INPUT
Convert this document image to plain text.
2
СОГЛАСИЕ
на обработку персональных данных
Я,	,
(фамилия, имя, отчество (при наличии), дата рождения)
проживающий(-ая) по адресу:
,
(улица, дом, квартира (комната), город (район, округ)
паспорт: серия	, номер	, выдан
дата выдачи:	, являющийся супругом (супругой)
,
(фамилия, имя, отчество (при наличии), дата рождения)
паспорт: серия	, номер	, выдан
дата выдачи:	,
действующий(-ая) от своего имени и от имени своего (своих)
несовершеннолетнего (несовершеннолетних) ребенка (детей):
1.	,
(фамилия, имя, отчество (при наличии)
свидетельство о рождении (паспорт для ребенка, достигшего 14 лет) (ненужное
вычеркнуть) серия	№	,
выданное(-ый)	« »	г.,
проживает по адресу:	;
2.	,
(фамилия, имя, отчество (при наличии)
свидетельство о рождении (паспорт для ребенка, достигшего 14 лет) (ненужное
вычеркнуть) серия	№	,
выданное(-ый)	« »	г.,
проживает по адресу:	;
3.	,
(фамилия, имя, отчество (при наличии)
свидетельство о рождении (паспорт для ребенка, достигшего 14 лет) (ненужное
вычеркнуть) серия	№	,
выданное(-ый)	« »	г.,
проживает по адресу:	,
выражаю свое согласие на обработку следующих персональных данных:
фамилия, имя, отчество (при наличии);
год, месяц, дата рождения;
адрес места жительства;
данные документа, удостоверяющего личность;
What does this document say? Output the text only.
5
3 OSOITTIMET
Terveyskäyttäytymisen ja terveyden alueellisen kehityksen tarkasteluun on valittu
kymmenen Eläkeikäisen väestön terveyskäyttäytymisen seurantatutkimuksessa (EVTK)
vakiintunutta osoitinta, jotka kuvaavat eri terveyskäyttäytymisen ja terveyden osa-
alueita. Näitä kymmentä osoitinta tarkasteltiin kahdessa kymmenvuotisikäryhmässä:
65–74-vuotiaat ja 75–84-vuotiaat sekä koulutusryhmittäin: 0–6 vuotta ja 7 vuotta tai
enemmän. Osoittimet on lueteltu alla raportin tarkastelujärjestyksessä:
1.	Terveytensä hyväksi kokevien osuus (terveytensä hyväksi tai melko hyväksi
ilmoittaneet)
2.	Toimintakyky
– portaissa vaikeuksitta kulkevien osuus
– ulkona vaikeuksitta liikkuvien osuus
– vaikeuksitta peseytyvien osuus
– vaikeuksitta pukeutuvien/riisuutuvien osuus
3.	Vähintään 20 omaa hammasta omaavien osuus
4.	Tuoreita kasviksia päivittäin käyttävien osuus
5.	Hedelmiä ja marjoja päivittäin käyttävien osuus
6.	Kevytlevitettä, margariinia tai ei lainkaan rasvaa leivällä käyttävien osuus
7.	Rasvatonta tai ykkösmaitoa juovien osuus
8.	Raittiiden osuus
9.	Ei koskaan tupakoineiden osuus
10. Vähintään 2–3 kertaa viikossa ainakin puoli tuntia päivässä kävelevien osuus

SET TASK
Pull every line containing "document" out of the records.

COMPLETE RESPONSE
Convert this document image to plain text.
What does this document say? Output the text only.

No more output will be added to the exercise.